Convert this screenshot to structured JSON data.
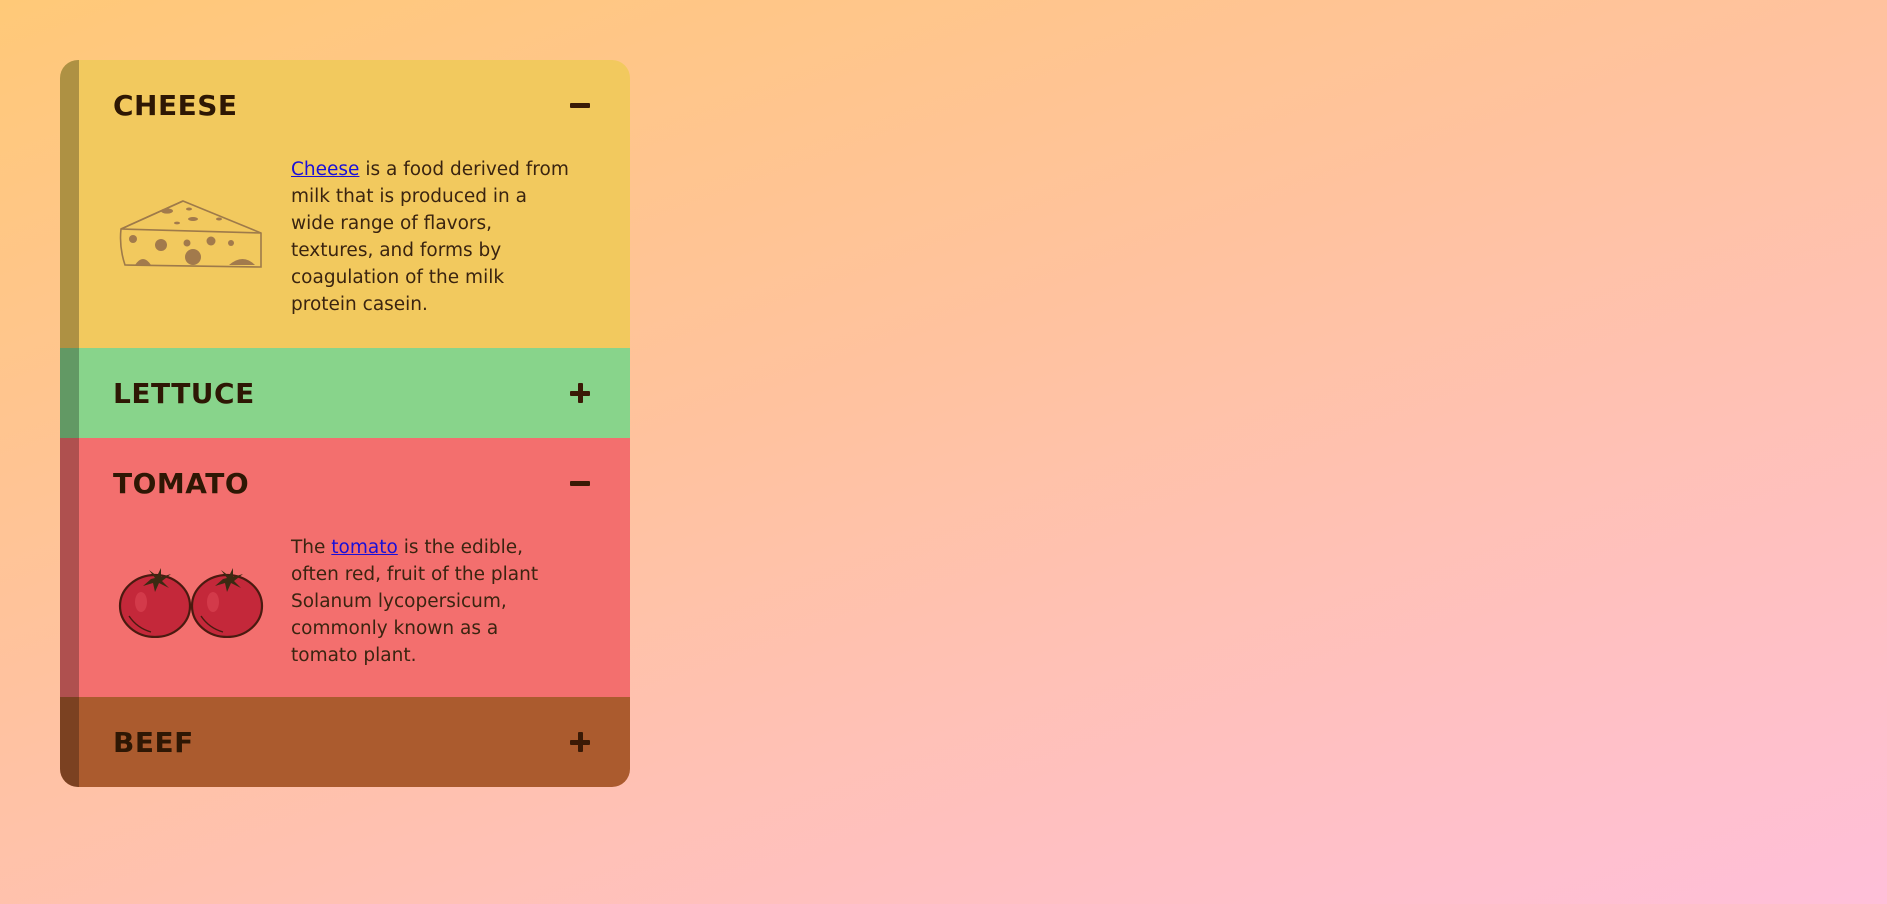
{
  "accordion": {
    "sections": [
      {
        "title": "CHEESE",
        "expanded": true,
        "toggle_symbol": "minus-icon",
        "color": "#f2c95e",
        "link_text": "Cheese",
        "text_before": "",
        "text_after": " is a food derived from milk that is produced in a wide range of flavors, textures, and forms by coagulation of the milk protein casein.",
        "image_icon": "cheese-icon"
      },
      {
        "title": "LETTUCE",
        "expanded": false,
        "toggle_symbol": "plus-icon",
        "color": "#88d48b"
      },
      {
        "title": "TOMATO",
        "expanded": true,
        "toggle_symbol": "minus-icon",
        "color": "#f36f6e",
        "link_text": "tomato",
        "text_before": "The ",
        "text_after": " is the edible, often red, fruit of the plant Solanum lycopersicum, commonly known as a tomato plant.",
        "image_icon": "tomatoes-icon"
      },
      {
        "title": "BEEF",
        "expanded": false,
        "toggle_symbol": "plus-icon",
        "color": "#ab5b2e"
      }
    ]
  }
}
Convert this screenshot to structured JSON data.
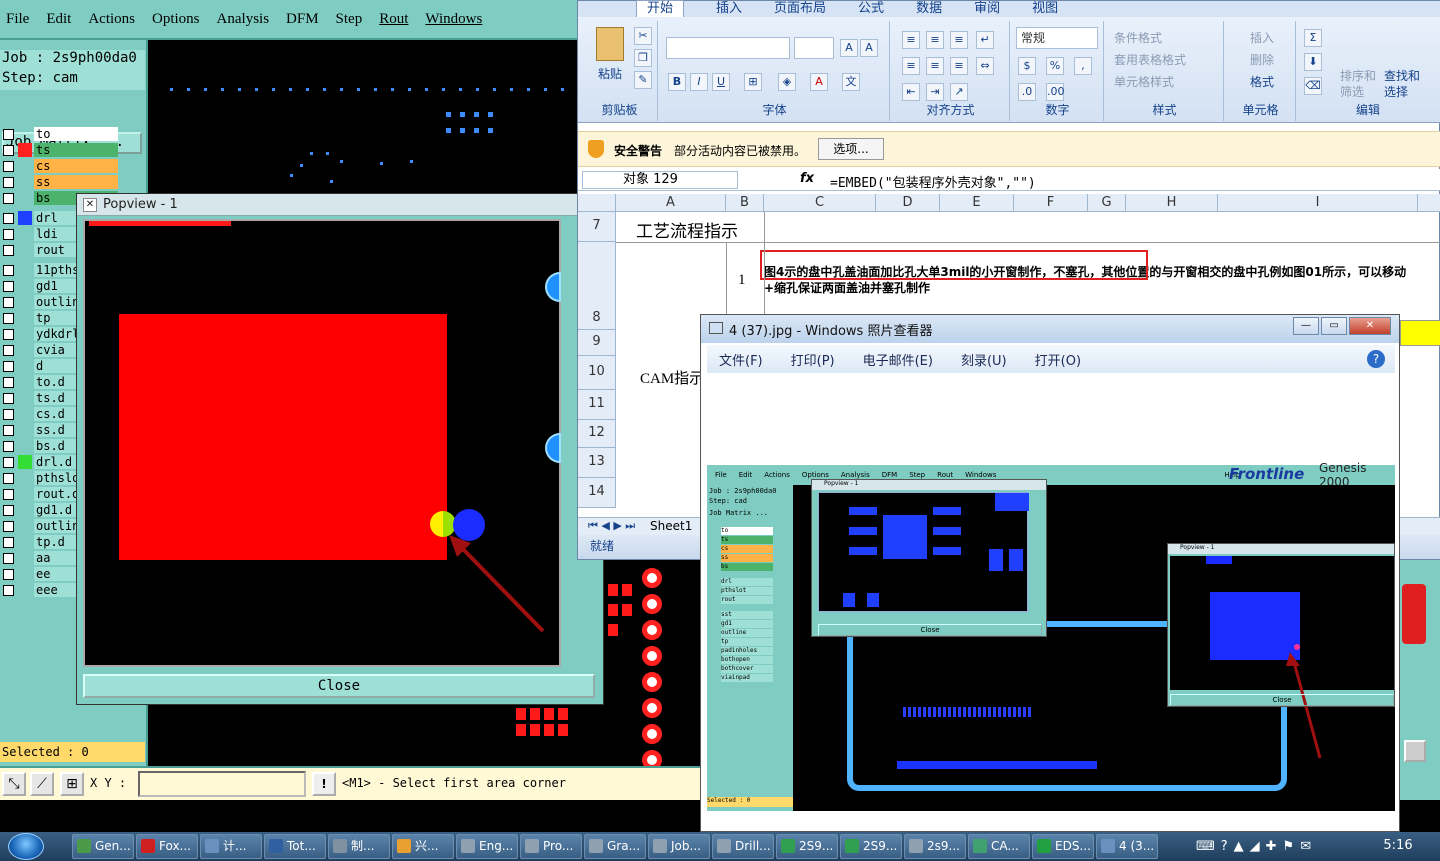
{
  "genesis": {
    "menu": [
      "File",
      "Edit",
      "Actions",
      "Options",
      "Analysis",
      "DFM",
      "Step",
      "Rout",
      "Windows"
    ],
    "job": "Job : 2s9ph00da0",
    "step": "Step: cam",
    "job_matrix": "Job Matrix ...",
    "layers": [
      {
        "name": "to",
        "color": "#ffffff",
        "swatch": ""
      },
      {
        "name": "ts",
        "color": "#4bb36b",
        "swatch": "#ff2020"
      },
      {
        "name": "cs",
        "color": "#ffb347",
        "swatch": ""
      },
      {
        "name": "ss",
        "color": "#ffb347",
        "swatch": ""
      },
      {
        "name": "bs",
        "color": "#4bb36b",
        "swatch": ""
      },
      {
        "name": "drl",
        "color": "#9fe0d6",
        "swatch": "#2040ff"
      },
      {
        "name": "ldi",
        "color": "#9fe0d6",
        "swatch": ""
      },
      {
        "name": "rout",
        "color": "#9fe0d6",
        "swatch": ""
      },
      {
        "name": "11pths",
        "color": "#9fe0d6",
        "swatch": ""
      },
      {
        "name": "gd1",
        "color": "#9fe0d6",
        "swatch": ""
      },
      {
        "name": "outlin",
        "color": "#9fe0d6",
        "swatch": ""
      },
      {
        "name": "tp",
        "color": "#9fe0d6",
        "swatch": ""
      },
      {
        "name": "ydkdrl",
        "color": "#9fe0d6",
        "swatch": ""
      },
      {
        "name": "cvia",
        "color": "#9fe0d6",
        "swatch": ""
      },
      {
        "name": "d",
        "color": "#9fe0d6",
        "swatch": ""
      },
      {
        "name": "to.d",
        "color": "#9fe0d6",
        "swatch": ""
      },
      {
        "name": "ts.d",
        "color": "#9fe0d6",
        "swatch": ""
      },
      {
        "name": "cs.d",
        "color": "#9fe0d6",
        "swatch": ""
      },
      {
        "name": "ss.d",
        "color": "#9fe0d6",
        "swatch": ""
      },
      {
        "name": "bs.d",
        "color": "#9fe0d6",
        "swatch": ""
      },
      {
        "name": "drl.d",
        "color": "#9fe0d6",
        "swatch": "#33dd33"
      },
      {
        "name": "pthslo",
        "color": "#9fe0d6",
        "swatch": ""
      },
      {
        "name": "rout.d",
        "color": "#9fe0d6",
        "swatch": ""
      },
      {
        "name": "gd1.d",
        "color": "#9fe0d6",
        "swatch": ""
      },
      {
        "name": "outlin",
        "color": "#9fe0d6",
        "swatch": ""
      },
      {
        "name": "tp.d",
        "color": "#9fe0d6",
        "swatch": ""
      },
      {
        "name": "aa",
        "color": "#9fe0d6",
        "swatch": ""
      },
      {
        "name": "ee",
        "color": "#9fe0d6",
        "swatch": ""
      },
      {
        "name": "eee",
        "color": "#9fe0d6",
        "swatch": ""
      }
    ],
    "selected": "Selected : 0",
    "xy_label": "X Y :",
    "xy_value": "",
    "prompt": "<M1> - Select first area corner"
  },
  "popview": {
    "title": "Popview - 1",
    "close": "Close"
  },
  "excel": {
    "tabs": [
      "开始",
      "插入",
      "页面布局",
      "公式",
      "数据",
      "审阅",
      "视图"
    ],
    "groups": {
      "clipboard": "剪贴板",
      "paste": "粘贴",
      "font": "字体",
      "align": "对齐方式",
      "number": "数字",
      "number_format": "常规",
      "styles": "样式",
      "cond_format": "条件格式",
      "table_format": "套用表格格式",
      "cell_style": "单元格样式",
      "cells": "单元格",
      "insert": "插入",
      "delete": "删除",
      "format": "格式",
      "editing": "编辑",
      "sort": "排序和",
      "filter": "筛选",
      "find": "查找和",
      "select": "选择"
    },
    "security_title": "安全警告",
    "security_msg": "部分活动内容已被禁用。",
    "options_btn": "选项...",
    "name_box": "对象 129",
    "formula": "=EMBED(\"包装程序外壳对象\",\"\")",
    "columns": [
      "A",
      "B",
      "C",
      "D",
      "E",
      "F",
      "G",
      "H",
      "I"
    ],
    "rows": [
      "7",
      "8",
      "9",
      "10",
      "11",
      "12",
      "13",
      "14"
    ],
    "cell_a7": "工艺流程指示",
    "cell_b8": "1",
    "cell_c8": "图4示的盘中孔盖油面加比孔大单3mil的小开窗制作，不塞孔，其他位置的与开窗相交的盘中孔例如图01所示，可以移动+缩孔保证两面盖油并塞孔制作",
    "cell_a10": "CAM指示",
    "sheet": "Sheet1",
    "status": "就绪"
  },
  "viewer": {
    "title": "4 (37).jpg - Windows 照片查看器",
    "menu": [
      "文件(F)",
      "打印(P)",
      "电子邮件(E)",
      "刻录(U)",
      "打开(O)"
    ],
    "inner_menu": [
      "File",
      "Edit",
      "Actions",
      "Options",
      "Analysis",
      "DFM",
      "Step",
      "Rout",
      "Windows",
      "Help"
    ],
    "brand": "Frontline",
    "brand2": "Genesis 2000",
    "inner_job": "Job : 2s9ph00da0",
    "inner_step": "Step: cad",
    "inner_matrix": "Job Matrix ...",
    "inner_layers": [
      "to",
      "ts",
      "cs",
      "ss",
      "bs",
      "drl",
      "pthslot",
      "rout",
      "sst",
      "gd1",
      "outline",
      "tp",
      "padinholes",
      "bothopen",
      "bothcover",
      "viainpad"
    ],
    "inner_pop1": "Popview - 1",
    "inner_pop2": "Popview - 1",
    "inner_close": "Close",
    "inner_selected": "Selected : 0"
  },
  "taskbar": {
    "items": [
      "Gen...",
      "Fox...",
      "计...",
      "Tot...",
      "制...",
      "兴...",
      "Eng...",
      "Pro...",
      "Gra...",
      "Job...",
      "Drill...",
      "2S9...",
      "2S9...",
      "2s9...",
      "CA...",
      "EDS...",
      "4 (3..."
    ],
    "clock": "5:16"
  }
}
● ● ● ● ● ● ●
How to complete this task: Transcribe all entries above exactly. Drop the pictures.

Result:
Convert this screenshot to structured JSON data.
{
  "accordion": {
    "sections": [
      {
        "title": "CHEESE",
        "expanded": true,
        "toggle_symbol": "minus-icon",
        "color": "#f2c95e",
        "link_text": "Cheese",
        "text_before": "",
        "text_after": " is a food derived from milk that is produced in a wide range of flavors, textures, and forms by coagulation of the milk protein casein.",
        "image_icon": "cheese-icon"
      },
      {
        "title": "LETTUCE",
        "expanded": false,
        "toggle_symbol": "plus-icon",
        "color": "#88d48b"
      },
      {
        "title": "TOMATO",
        "expanded": true,
        "toggle_symbol": "minus-icon",
        "color": "#f36f6e",
        "link_text": "tomato",
        "text_before": "The ",
        "text_after": " is the edible, often red, fruit of the plant Solanum lycopersicum, commonly known as a tomato plant.",
        "image_icon": "tomatoes-icon"
      },
      {
        "title": "BEEF",
        "expanded": false,
        "toggle_symbol": "plus-icon",
        "color": "#ab5b2e"
      }
    ]
  }
}
Convert this screenshot to structured JSON data.
{
  "genesis": {
    "menu": [
      "File",
      "Edit",
      "Actions",
      "Options",
      "Analysis",
      "DFM",
      "Step",
      "Rout",
      "Windows"
    ],
    "job": "Job : 2s9ph00da0",
    "step": "Step: cam",
    "job_matrix": "Job Matrix ...",
    "layers": [
      {
        "name": "to",
        "color": "#ffffff",
        "swatch": ""
      },
      {
        "name": "ts",
        "color": "#4bb36b",
        "swatch": "#ff2020"
      },
      {
        "name": "cs",
        "color": "#ffb347",
        "swatch": ""
      },
      {
        "name": "ss",
        "color": "#ffb347",
        "swatch": ""
      },
      {
        "name": "bs",
        "color": "#4bb36b",
        "swatch": ""
      },
      {
        "name": "drl",
        "color": "#9fe0d6",
        "swatch": "#2040ff"
      },
      {
        "name": "ldi",
        "color": "#9fe0d6",
        "swatch": ""
      },
      {
        "name": "rout",
        "color": "#9fe0d6",
        "swatch": ""
      },
      {
        "name": "11pths",
        "color": "#9fe0d6",
        "swatch": ""
      },
      {
        "name": "gd1",
        "color": "#9fe0d6",
        "swatch": ""
      },
      {
        "name": "outlin",
        "color": "#9fe0d6",
        "swatch": ""
      },
      {
        "name": "tp",
        "color": "#9fe0d6",
        "swatch": ""
      },
      {
        "name": "ydkdrl",
        "color": "#9fe0d6",
        "swatch": ""
      },
      {
        "name": "cvia",
        "color": "#9fe0d6",
        "swatch": ""
      },
      {
        "name": "d",
        "color": "#9fe0d6",
        "swatch": ""
      },
      {
        "name": "to.d",
        "color": "#9fe0d6",
        "swatch": ""
      },
      {
        "name": "ts.d",
        "color": "#9fe0d6",
        "swatch": ""
      },
      {
        "name": "cs.d",
        "color": "#9fe0d6",
        "swatch": ""
      },
      {
        "name": "ss.d",
        "color": "#9fe0d6",
        "swatch": ""
      },
      {
        "name": "bs.d",
        "color": "#9fe0d6",
        "swatch": ""
      },
      {
        "name": "drl.d",
        "color": "#9fe0d6",
        "swatch": "#33dd33"
      },
      {
        "name": "pthslo",
        "color": "#9fe0d6",
        "swatch": ""
      },
      {
        "name": "rout.d",
        "color": "#9fe0d6",
        "swatch": ""
      },
      {
        "name": "gd1.d",
        "color": "#9fe0d6",
        "swatch": ""
      },
      {
        "name": "outlin",
        "color": "#9fe0d6",
        "swatch": ""
      },
      {
        "name": "tp.d",
        "color": "#9fe0d6",
        "swatch": ""
      },
      {
        "name": "aa",
        "color": "#9fe0d6",
        "swatch": ""
      },
      {
        "name": "ee",
        "color": "#9fe0d6",
        "swatch": ""
      },
      {
        "name": "eee",
        "color": "#9fe0d6",
        "swatch": ""
      }
    ],
    "selected": "Selected : 0",
    "xy_label": "X Y :",
    "xy_value": "",
    "prompt": "<M1> - Select first area corner"
  },
  "popview": {
    "title": "Popview - 1",
    "close": "Close"
  },
  "excel": {
    "tabs": [
      "开始",
      "插入",
      "页面布局",
      "公式",
      "数据",
      "审阅",
      "视图"
    ],
    "groups": {
      "clipboard": "剪贴板",
      "paste": "粘贴",
      "font": "字体",
      "align": "对齐方式",
      "number": "数字",
      "number_format": "常规",
      "styles": "样式",
      "cond_format": "条件格式",
      "table_format": "套用表格格式",
      "cell_style": "单元格样式",
      "cells": "单元格",
      "insert": "插入",
      "delete": "删除",
      "format": "格式",
      "editing": "编辑",
      "sort": "排序和",
      "filter": "筛选",
      "find": "查找和",
      "select": "选择"
    },
    "security_title": "安全警告",
    "security_msg": "部分活动内容已被禁用。",
    "options_btn": "选项...",
    "name_box": "对象 129",
    "formula": "=EMBED(\"包装程序外壳对象\",\"\")",
    "columns": [
      "A",
      "B",
      "C",
      "D",
      "E",
      "F",
      "G",
      "H",
      "I"
    ],
    "rows": [
      "7",
      "8",
      "9",
      "10",
      "11",
      "12",
      "13",
      "14"
    ],
    "cell_a7": "工艺流程指示",
    "cell_b8": "1",
    "cell_c8": "图4示的盘中孔盖油面加比孔大单3mil的小开窗制作，不塞孔，其他位置的与开窗相交的盘中孔例如图01所示，可以移动+缩孔保证两面盖油并塞孔制作",
    "cell_a10": "CAM指示",
    "sheet": "Sheet1",
    "status": "就绪"
  },
  "viewer": {
    "title": "4 (37).jpg - Windows 照片查看器",
    "menu": [
      "文件(F)",
      "打印(P)",
      "电子邮件(E)",
      "刻录(U)",
      "打开(O)"
    ],
    "inner_menu": [
      "File",
      "Edit",
      "Actions",
      "Options",
      "Analysis",
      "DFM",
      "Step",
      "Rout",
      "Windows",
      "Help"
    ],
    "brand": "Frontline",
    "brand2": "Genesis 2000",
    "inner_job": "Job : 2s9ph00da0",
    "inner_step": "Step: cad",
    "inner_matrix": "Job Matrix ...",
    "inner_layers": [
      "to",
      "ts",
      "cs",
      "ss",
      "bs",
      "drl",
      "pthslot",
      "rout",
      "sst",
      "gd1",
      "outline",
      "tp",
      "padinholes",
      "bothopen",
      "bothcover",
      "viainpad"
    ],
    "inner_pop1": "Popview - 1",
    "inner_pop2": "Popview - 1",
    "inner_close": "Close",
    "inner_selected": "Selected : 0"
  },
  "taskbar": {
    "items": [
      "Gen...",
      "Fox...",
      "计...",
      "Tot...",
      "制...",
      "兴...",
      "Eng...",
      "Pro...",
      "Gra...",
      "Job...",
      "Drill...",
      "2S9...",
      "2S9...",
      "2s9...",
      "CA...",
      "EDS...",
      "4 (3..."
    ],
    "clock": "5:16"
  }
}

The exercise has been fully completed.